Count how many lines mention the word "level". Write that number alone.

EXERCISE INPUTS:
----
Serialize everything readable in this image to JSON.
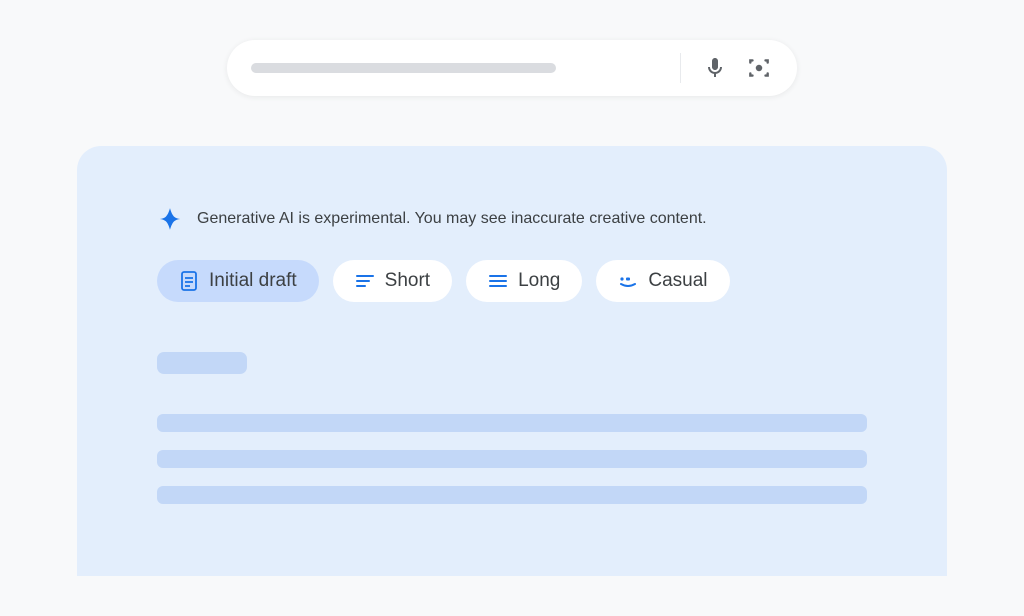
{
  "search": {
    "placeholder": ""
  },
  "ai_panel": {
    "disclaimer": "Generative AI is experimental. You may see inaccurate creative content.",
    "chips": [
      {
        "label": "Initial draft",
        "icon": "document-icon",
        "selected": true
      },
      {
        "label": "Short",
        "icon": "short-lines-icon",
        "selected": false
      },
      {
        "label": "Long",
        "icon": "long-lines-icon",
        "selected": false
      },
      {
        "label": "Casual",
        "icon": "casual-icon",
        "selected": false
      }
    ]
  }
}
----
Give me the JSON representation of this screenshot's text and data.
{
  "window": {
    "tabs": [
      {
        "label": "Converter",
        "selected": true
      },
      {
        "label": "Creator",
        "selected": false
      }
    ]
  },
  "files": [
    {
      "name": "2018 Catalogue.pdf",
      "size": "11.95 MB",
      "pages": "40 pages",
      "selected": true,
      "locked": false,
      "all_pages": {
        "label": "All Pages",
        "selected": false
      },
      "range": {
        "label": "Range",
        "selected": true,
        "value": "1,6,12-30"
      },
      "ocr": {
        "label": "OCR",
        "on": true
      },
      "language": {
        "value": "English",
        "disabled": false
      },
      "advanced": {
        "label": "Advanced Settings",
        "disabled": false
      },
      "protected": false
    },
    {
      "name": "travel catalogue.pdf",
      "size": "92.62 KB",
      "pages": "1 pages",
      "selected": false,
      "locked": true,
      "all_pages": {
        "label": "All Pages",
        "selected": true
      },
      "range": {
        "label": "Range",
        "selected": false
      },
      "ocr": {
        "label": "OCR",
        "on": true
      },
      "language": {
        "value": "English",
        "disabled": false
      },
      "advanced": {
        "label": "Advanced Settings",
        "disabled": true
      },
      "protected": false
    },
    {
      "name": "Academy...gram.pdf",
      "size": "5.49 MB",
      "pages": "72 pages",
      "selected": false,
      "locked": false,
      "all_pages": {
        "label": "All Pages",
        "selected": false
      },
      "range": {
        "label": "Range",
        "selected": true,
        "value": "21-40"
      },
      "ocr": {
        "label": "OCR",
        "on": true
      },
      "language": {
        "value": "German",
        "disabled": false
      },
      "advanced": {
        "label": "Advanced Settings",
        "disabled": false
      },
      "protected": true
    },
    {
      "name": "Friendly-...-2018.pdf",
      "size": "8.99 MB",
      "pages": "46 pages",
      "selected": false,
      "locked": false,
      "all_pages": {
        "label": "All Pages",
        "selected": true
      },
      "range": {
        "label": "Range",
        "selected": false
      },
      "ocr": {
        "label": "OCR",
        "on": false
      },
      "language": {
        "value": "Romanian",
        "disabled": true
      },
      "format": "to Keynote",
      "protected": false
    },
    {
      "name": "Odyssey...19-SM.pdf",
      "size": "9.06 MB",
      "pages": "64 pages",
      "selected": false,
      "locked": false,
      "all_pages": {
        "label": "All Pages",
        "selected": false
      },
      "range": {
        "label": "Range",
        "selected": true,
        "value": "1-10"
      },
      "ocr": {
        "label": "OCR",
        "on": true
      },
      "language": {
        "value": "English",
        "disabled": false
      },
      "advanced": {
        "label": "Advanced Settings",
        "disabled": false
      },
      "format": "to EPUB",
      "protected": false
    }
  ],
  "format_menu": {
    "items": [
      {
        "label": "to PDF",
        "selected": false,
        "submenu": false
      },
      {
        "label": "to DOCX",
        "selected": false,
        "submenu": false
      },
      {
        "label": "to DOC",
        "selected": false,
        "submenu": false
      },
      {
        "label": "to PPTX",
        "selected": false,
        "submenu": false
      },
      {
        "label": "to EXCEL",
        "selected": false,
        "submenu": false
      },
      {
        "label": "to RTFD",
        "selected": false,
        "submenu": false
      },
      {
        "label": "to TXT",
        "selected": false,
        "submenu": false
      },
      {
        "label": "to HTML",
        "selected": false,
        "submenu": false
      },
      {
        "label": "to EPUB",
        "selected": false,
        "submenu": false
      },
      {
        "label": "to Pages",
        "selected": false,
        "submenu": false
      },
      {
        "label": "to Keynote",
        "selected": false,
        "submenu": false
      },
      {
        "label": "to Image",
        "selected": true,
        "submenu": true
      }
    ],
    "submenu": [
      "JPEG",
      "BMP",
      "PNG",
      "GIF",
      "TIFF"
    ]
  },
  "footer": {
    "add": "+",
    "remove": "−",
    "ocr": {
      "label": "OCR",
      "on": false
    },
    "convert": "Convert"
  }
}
----
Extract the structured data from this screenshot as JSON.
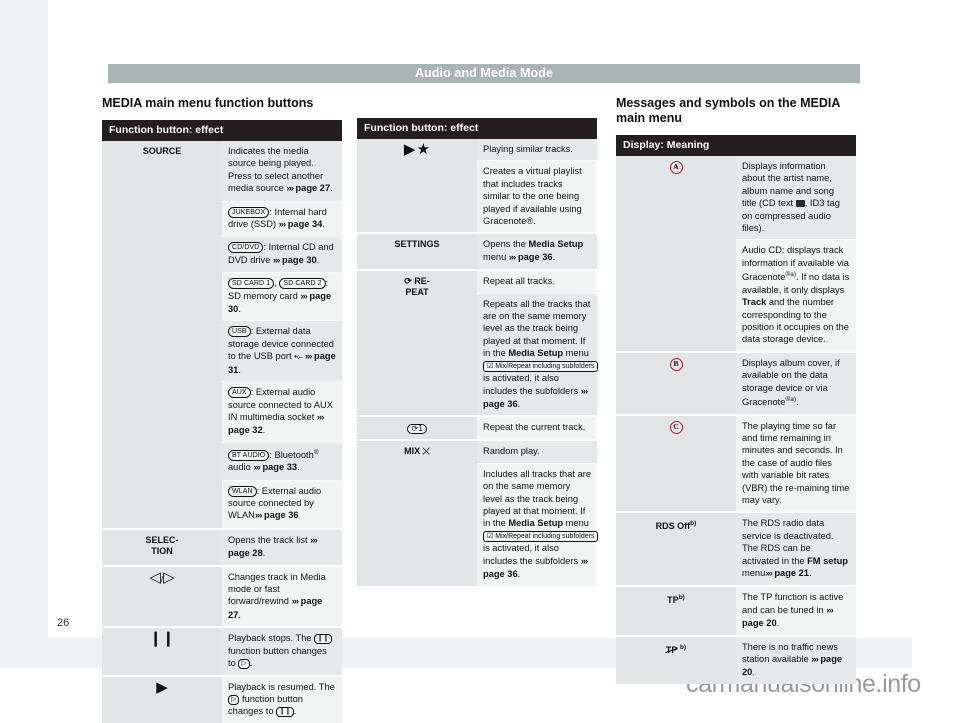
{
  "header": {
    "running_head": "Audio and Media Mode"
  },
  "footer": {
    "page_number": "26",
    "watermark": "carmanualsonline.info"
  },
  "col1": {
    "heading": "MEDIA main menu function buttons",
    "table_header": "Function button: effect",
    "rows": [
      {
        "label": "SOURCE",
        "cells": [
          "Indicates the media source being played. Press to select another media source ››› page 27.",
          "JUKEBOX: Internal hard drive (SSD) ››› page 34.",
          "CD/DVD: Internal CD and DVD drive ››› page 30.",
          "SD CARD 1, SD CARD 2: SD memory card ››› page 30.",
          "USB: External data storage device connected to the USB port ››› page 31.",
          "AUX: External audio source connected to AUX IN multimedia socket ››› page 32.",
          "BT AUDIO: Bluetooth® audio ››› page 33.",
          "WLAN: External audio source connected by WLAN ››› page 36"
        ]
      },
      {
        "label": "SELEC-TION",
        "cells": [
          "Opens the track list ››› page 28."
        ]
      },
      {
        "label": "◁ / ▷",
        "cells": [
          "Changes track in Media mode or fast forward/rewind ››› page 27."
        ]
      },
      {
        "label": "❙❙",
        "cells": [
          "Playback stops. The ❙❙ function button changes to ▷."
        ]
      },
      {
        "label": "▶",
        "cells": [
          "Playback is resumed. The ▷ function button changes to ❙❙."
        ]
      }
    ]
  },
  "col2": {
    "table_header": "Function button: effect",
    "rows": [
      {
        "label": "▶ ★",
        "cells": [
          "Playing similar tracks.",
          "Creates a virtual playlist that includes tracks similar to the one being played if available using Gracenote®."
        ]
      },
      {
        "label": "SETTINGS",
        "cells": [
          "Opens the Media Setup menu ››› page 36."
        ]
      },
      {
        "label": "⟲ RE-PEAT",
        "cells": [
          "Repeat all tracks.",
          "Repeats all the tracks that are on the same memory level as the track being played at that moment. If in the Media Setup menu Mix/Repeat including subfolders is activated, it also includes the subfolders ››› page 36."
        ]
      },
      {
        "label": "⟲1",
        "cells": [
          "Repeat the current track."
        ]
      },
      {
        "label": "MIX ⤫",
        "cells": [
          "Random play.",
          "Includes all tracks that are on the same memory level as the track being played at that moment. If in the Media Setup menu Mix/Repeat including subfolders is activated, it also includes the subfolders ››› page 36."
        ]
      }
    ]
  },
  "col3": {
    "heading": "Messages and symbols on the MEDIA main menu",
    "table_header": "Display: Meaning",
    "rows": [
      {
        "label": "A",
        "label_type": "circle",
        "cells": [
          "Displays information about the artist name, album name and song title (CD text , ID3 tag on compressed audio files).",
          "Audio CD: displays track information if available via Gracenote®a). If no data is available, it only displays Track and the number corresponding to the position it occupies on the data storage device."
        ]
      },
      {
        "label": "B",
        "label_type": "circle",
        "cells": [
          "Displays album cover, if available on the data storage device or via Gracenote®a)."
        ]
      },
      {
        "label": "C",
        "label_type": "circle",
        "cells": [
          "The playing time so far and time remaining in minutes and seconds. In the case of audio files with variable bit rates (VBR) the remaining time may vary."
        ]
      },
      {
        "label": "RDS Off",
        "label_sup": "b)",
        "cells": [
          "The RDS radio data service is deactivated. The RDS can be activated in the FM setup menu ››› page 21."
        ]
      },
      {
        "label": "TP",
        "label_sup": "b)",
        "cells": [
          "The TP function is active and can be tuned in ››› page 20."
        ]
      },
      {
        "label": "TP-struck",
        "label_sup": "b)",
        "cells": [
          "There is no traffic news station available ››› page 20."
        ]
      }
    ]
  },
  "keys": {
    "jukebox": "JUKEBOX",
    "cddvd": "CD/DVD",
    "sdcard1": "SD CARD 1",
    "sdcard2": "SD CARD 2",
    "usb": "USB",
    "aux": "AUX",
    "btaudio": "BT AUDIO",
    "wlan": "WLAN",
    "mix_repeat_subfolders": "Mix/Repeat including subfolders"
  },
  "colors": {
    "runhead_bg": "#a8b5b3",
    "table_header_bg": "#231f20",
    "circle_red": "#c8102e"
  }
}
----
RESULT OF THE EXERCISE: 2